__What you should do__. Scan the data below. Pull out each line where "τόσον" occurs.

__Source material__.
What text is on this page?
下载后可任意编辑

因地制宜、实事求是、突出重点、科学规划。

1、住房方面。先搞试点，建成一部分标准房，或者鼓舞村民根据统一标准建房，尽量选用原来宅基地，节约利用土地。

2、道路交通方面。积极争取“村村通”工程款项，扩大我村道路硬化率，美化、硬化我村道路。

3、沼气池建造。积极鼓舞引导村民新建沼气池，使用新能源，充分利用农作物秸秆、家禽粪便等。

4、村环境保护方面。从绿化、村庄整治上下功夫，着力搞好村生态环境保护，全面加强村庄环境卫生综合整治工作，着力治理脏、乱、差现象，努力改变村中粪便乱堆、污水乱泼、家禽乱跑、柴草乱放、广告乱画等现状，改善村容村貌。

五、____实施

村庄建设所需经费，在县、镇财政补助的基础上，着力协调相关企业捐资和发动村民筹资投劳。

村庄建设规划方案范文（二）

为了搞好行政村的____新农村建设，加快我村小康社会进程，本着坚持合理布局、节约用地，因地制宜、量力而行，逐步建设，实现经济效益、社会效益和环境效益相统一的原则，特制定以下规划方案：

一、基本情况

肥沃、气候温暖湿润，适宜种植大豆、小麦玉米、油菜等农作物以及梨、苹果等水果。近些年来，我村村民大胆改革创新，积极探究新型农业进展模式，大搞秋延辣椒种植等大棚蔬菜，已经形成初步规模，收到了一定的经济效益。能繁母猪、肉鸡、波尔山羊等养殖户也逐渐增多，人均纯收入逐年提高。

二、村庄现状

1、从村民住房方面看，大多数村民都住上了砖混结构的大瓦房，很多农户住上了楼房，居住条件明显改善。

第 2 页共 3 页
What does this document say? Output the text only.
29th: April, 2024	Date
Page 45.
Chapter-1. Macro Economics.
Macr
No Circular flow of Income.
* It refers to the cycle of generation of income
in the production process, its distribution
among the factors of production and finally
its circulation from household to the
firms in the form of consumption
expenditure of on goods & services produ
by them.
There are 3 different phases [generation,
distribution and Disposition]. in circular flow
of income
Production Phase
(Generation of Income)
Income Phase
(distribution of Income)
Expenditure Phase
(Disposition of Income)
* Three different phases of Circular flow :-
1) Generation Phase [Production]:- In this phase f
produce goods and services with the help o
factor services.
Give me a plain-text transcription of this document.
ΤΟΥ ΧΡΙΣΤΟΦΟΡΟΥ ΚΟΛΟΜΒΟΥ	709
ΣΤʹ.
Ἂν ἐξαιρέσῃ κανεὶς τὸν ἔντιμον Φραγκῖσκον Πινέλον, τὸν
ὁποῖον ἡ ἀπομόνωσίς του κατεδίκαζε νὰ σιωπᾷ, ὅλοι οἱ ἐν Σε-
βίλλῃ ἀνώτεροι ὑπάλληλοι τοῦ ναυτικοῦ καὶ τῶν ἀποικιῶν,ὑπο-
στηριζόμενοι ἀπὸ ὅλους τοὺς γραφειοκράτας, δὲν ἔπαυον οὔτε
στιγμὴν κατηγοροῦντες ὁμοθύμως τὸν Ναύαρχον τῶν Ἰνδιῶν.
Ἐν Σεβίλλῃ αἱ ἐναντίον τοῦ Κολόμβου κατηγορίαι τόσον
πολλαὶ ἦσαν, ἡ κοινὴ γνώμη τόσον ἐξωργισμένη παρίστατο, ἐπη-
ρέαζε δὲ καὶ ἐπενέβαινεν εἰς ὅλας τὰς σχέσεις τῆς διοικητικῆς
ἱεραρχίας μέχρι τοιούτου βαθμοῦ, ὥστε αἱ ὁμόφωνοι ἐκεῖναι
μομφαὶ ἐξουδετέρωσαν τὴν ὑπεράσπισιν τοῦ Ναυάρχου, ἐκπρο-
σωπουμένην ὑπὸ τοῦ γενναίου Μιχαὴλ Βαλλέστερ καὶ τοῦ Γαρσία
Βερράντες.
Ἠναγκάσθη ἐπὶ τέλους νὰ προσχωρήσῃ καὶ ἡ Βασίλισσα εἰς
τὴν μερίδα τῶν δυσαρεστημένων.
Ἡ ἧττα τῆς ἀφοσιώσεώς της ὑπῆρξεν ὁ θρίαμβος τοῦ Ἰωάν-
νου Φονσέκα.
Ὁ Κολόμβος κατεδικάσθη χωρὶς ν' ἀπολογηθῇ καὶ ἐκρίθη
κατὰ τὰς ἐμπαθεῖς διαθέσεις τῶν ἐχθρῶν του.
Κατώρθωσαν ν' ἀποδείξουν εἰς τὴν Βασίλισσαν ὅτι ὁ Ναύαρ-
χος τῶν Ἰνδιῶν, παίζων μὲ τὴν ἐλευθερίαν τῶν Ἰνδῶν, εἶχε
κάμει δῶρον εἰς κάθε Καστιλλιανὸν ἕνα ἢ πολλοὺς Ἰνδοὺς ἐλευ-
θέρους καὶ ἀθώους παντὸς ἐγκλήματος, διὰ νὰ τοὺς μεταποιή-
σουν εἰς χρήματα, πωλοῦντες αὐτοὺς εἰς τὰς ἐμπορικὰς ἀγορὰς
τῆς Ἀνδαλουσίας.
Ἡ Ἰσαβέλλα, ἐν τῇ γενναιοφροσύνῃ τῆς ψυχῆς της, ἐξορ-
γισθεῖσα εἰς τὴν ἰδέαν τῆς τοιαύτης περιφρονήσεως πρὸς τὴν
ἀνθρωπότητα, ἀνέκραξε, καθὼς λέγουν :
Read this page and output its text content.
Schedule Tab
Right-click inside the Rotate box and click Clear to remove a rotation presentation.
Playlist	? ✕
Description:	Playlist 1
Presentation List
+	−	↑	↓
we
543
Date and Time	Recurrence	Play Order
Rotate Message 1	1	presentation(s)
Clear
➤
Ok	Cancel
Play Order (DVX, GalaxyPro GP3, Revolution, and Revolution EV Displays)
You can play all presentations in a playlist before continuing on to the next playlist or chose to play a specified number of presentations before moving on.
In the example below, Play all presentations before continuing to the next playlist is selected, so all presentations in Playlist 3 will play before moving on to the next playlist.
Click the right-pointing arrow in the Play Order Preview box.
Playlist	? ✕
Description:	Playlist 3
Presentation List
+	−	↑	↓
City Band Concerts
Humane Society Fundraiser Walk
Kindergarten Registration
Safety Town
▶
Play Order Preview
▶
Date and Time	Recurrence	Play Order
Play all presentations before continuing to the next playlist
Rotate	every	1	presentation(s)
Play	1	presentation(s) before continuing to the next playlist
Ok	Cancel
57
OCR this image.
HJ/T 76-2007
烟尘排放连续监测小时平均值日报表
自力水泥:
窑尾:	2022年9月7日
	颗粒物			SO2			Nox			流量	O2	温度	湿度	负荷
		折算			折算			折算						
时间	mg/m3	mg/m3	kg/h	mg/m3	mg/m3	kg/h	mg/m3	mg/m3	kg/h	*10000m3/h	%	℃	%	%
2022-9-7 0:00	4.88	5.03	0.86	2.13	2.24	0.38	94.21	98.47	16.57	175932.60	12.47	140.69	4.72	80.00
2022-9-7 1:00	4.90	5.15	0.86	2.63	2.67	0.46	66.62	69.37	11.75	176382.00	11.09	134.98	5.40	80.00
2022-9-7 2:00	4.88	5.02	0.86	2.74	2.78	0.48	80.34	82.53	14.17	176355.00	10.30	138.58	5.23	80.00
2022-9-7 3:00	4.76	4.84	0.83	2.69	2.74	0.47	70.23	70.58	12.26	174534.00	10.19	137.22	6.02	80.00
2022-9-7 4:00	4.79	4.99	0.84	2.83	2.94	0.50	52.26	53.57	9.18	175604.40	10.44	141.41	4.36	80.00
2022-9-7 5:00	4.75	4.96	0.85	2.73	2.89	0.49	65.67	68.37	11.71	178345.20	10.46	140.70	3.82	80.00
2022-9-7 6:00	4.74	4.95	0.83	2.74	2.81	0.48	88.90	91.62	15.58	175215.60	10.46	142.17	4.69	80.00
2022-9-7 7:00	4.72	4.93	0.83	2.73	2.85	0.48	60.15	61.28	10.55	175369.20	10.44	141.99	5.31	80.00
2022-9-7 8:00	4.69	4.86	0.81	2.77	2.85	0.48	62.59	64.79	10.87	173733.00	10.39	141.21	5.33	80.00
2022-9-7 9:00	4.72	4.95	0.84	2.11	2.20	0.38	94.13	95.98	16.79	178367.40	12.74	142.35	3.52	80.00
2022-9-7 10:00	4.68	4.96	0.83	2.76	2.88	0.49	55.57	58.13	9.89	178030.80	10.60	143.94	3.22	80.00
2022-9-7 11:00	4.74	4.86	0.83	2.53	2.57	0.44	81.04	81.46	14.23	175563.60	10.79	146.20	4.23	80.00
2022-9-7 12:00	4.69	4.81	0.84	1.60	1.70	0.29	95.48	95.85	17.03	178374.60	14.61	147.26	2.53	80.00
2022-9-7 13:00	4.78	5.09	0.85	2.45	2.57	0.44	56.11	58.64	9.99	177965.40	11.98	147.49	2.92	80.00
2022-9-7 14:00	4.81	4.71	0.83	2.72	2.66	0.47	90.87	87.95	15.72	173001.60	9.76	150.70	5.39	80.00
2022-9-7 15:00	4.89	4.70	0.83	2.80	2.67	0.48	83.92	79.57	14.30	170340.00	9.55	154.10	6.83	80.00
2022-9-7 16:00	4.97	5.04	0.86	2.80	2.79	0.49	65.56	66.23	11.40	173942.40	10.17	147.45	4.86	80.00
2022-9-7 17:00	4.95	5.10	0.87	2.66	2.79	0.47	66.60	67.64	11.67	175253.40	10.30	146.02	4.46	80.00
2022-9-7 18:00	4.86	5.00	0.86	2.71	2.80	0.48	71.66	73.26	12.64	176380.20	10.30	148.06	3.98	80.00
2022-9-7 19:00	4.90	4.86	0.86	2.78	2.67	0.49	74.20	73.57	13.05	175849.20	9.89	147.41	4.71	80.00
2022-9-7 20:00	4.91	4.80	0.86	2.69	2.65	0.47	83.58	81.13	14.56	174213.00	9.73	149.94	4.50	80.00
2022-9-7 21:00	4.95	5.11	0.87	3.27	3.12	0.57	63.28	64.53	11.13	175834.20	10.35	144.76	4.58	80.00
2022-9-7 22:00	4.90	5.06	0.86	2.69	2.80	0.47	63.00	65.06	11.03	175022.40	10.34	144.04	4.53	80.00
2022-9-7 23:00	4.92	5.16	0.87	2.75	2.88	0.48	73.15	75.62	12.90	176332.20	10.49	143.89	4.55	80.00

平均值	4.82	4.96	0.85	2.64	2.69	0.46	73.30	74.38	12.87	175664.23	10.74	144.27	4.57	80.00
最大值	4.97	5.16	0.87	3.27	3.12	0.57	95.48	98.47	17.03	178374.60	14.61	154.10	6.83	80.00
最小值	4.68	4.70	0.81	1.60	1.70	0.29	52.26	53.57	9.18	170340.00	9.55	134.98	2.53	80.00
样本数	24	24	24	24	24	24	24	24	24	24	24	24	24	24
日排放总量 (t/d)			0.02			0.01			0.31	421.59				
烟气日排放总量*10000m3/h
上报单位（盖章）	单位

__Exercise output__.
Ἐν Σεβίλλῃ αἱ ἐναντίον τοῦ Κολόμβου κατηγορίαι τόσον
πολλαὶ ἦσαν, ἡ κοινὴ γνώμη τόσον ἐξωργισμένη παρίστατο, ἐπη-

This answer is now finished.